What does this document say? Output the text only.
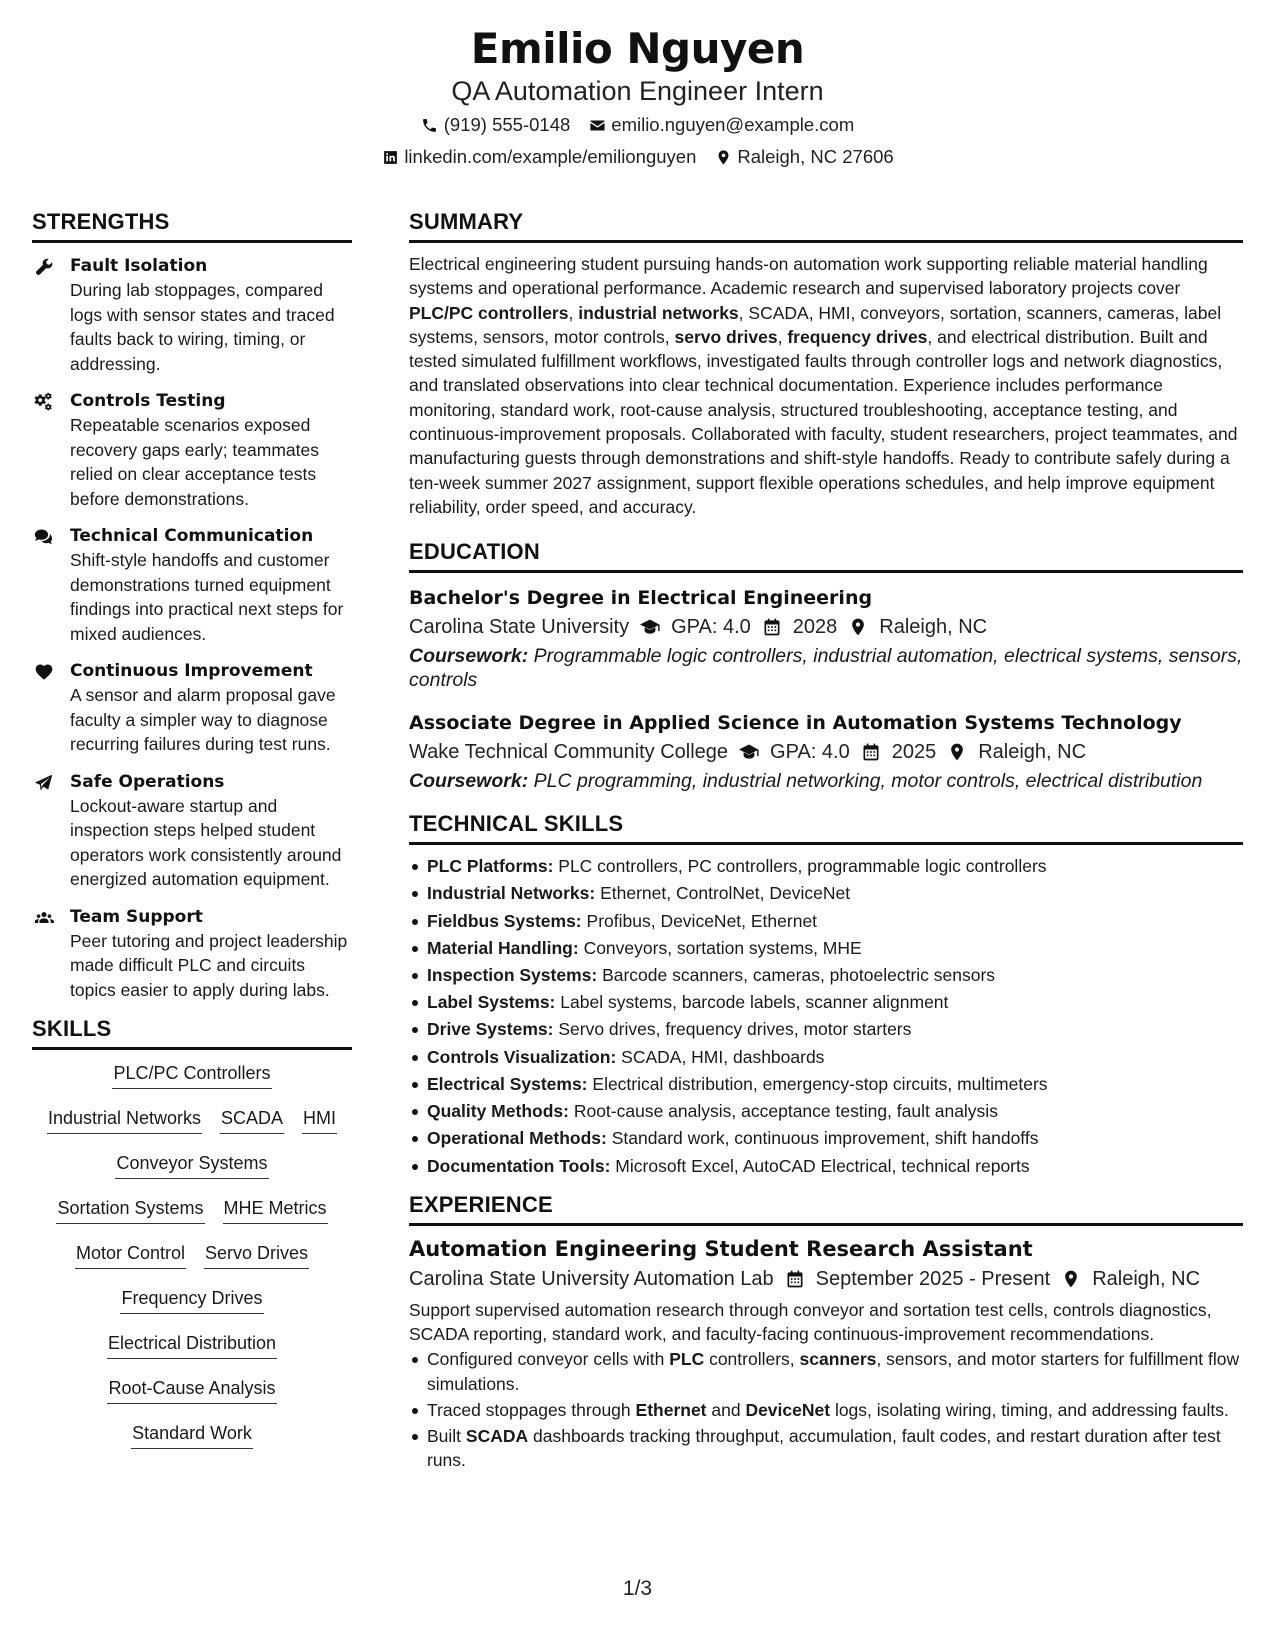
Emilio Nguyen
QA Automation Engineer Intern
(919) 555-0148 emilio.nguyen@example.com
linkedin.com/example/emilionguyen Raleigh, NC 27606
STRENGTHS
Fault Isolation
During lab stoppages, compared logs with sensor states and traced faults back to wiring, timing, or addressing.
Controls Testing
Repeatable scenarios exposed recovery gaps early; teammates relied on clear acceptance tests before demonstrations.
Technical Communication
Shift-style handoffs and customer demonstrations turned equipment findings into practical next steps for mixed audiences.
Continuous Improvement
A sensor and alarm proposal gave faculty a simpler way to diagnose recurring failures during test runs.
Safe Operations
Lockout-aware startup and inspection steps helped student operators work consistently around energized automation equipment.
Team Support
Peer tutoring and project leadership made difficult PLC and circuits topics easier to apply during labs.
SKILLS
PLC/PC Controllers
Industrial Networks SCADA HMI
Conveyor Systems
Sortation Systems MHE Metrics
Motor Control Servo Drives
Frequency Drives
Electrical Distribution
Root-Cause Analysis
Standard Work
SUMMARY
Electrical engineering student pursuing hands-on automation work supporting reliable material handling systems and operational performance. Academic research and supervised laboratory projects cover PLC/PC controllers, industrial networks, SCADA, HMI, conveyors, sortation, scanners, cameras, label systems, sensors, motor controls, servo drives, frequency drives, and electrical distribution. Built and tested simulated fulfillment workflows, investigated faults through controller logs and network diagnostics, and translated observations into clear technical documentation. Experience includes performance monitoring, standard work, root-cause analysis, structured troubleshooting, acceptance testing, and continuous-improvement proposals. Collaborated with faculty, student researchers, project teammates, and manufacturing guests through demonstrations and shift-style handoffs. Ready to contribute safely during a ten-week summer 2027 assignment, support flexible operations schedules, and help improve equipment reliability, order speed, and accuracy.
EDUCATION
Bachelor's Degree in Electrical Engineering
Carolina State University GPA: 4.0 2028 Raleigh, NC
Coursework: Programmable logic controllers, industrial automation, electrical systems, sensors, controls
Associate Degree in Applied Science in Automation Systems Technology
Wake Technical Community College GPA: 4.0 2025 Raleigh, NC
Coursework: PLC programming, industrial networking, motor controls, electrical distribution
TECHNICAL SKILLS
PLC Platforms: PLC controllers, PC controllers, programmable logic controllers
Industrial Networks: Ethernet, ControlNet, DeviceNet
Fieldbus Systems: Profibus, DeviceNet, Ethernet
Material Handling: Conveyors, sortation systems, MHE
Inspection Systems: Barcode scanners, cameras, photoelectric sensors
Label Systems: Label systems, barcode labels, scanner alignment
Drive Systems: Servo drives, frequency drives, motor starters
Controls Visualization: SCADA, HMI, dashboards
Electrical Systems: Electrical distribution, emergency-stop circuits, multimeters
Quality Methods: Root-cause analysis, acceptance testing, fault analysis
Operational Methods: Standard work, continuous improvement, shift handoffs
Documentation Tools: Microsoft Excel, AutoCAD Electrical, technical reports
EXPERIENCE
Automation Engineering Student Research Assistant
Carolina State University Automation Lab September 2025 - Present Raleigh, NC
Support supervised automation research through conveyor and sortation test cells, controls diagnostics, SCADA reporting, standard work, and faculty-facing continuous-improvement recommendations.
Configured conveyor cells with PLC controllers, scanners, sensors, and motor starters for fulfillment flow simulations.
Traced stoppages through Ethernet and DeviceNet logs, isolating wiring, timing, and addressing faults.
Built SCADA dashboards tracking throughput, accumulation, fault codes, and restart duration after test runs.
1/3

━━━

» **Work item**: Leave out the pictures and give the rest of the records again exactly.

» **Expected output**:
What does this document say? Output the text only.
Emilio Nguyen
QA Automation Engineer Intern
(919) 555-0148 emilio.nguyen@example.com
linkedin.com/example/emilionguyen Raleigh, NC 27606
STRENGTHS
Fault Isolation
During lab stoppages, compared logs with sensor states and traced faults back to wiring, timing, or addressing.
Controls Testing
Repeatable scenarios exposed recovery gaps early; teammates relied on clear acceptance tests before demonstrations.
Technical Communication
Shift-style handoffs and customer demonstrations turned equipment findings into practical next steps for mixed audiences.
Continuous Improvement
A sensor and alarm proposal gave faculty a simpler way to diagnose recurring failures during test runs.
Safe Operations
Lockout-aware startup and inspection steps helped student operators work consistently around energized automation equipment.
Team Support
Peer tutoring and project leadership made difficult PLC and circuits topics easier to apply during labs.
SKILLS
PLC/PC Controllers
Industrial Networks SCADA HMI
Conveyor Systems
Sortation Systems MHE Metrics
Motor Control Servo Drives
Frequency Drives
Electrical Distribution
Root-Cause Analysis
Standard Work
SUMMARY
Electrical engineering student pursuing hands-on automation work supporting reliable material handling systems and operational performance. Academic research and supervised laboratory projects cover PLC/PC controllers, industrial networks, SCADA, HMI, conveyors, sortation, scanners, cameras, label systems, sensors, motor controls, servo drives, frequency drives, and electrical distribution. Built and tested simulated fulfillment workflows, investigated faults through controller logs and network diagnostics, and translated observations into clear technical documentation. Experience includes performance monitoring, standard work, root-cause analysis, structured troubleshooting, acceptance testing, and continuous-improvement proposals. Collaborated with faculty, student researchers, project teammates, and manufacturing guests through demonstrations and shift-style handoffs. Ready to contribute safely during a ten-week summer 2027 assignment, support flexible operations schedules, and help improve equipment reliability, order speed, and accuracy.
EDUCATION
Bachelor's Degree in Electrical Engineering
Carolina State University GPA: 4.0 2028 Raleigh, NC
Coursework: Programmable logic controllers, industrial automation, electrical systems, sensors, controls
Associate Degree in Applied Science in Automation Systems Technology
Wake Technical Community College GPA: 4.0 2025 Raleigh, NC
Coursework: PLC programming, industrial networking, motor controls, electrical distribution
TECHNICAL SKILLS
PLC Platforms: PLC controllers, PC controllers, programmable logic controllers
Industrial Networks: Ethernet, ControlNet, DeviceNet
Fieldbus Systems: Profibus, DeviceNet, Ethernet
Material Handling: Conveyors, sortation systems, MHE
Inspection Systems: Barcode scanners, cameras, photoelectric sensors
Label Systems: Label systems, barcode labels, scanner alignment
Drive Systems: Servo drives, frequency drives, motor starters
Controls Visualization: SCADA, HMI, dashboards
Electrical Systems: Electrical distribution, emergency-stop circuits, multimeters
Quality Methods: Root-cause analysis, acceptance testing, fault analysis
Operational Methods: Standard work, continuous improvement, shift handoffs
Documentation Tools: Microsoft Excel, AutoCAD Electrical, technical reports
EXPERIENCE
Automation Engineering Student Research Assistant
Carolina State University Automation Lab September 2025 - Present Raleigh, NC
Support supervised automation research through conveyor and sortation test cells, controls diagnostics, SCADA reporting, standard work, and faculty-facing continuous-improvement recommendations.
Configured conveyor cells with PLC controllers, scanners, sensors, and motor starters for fulfillment flow simulations.
Traced stoppages through Ethernet and DeviceNet logs, isolating wiring, timing, and addressing faults.
Built SCADA dashboards tracking throughput, accumulation, fault codes, and restart duration after test runs.
1/3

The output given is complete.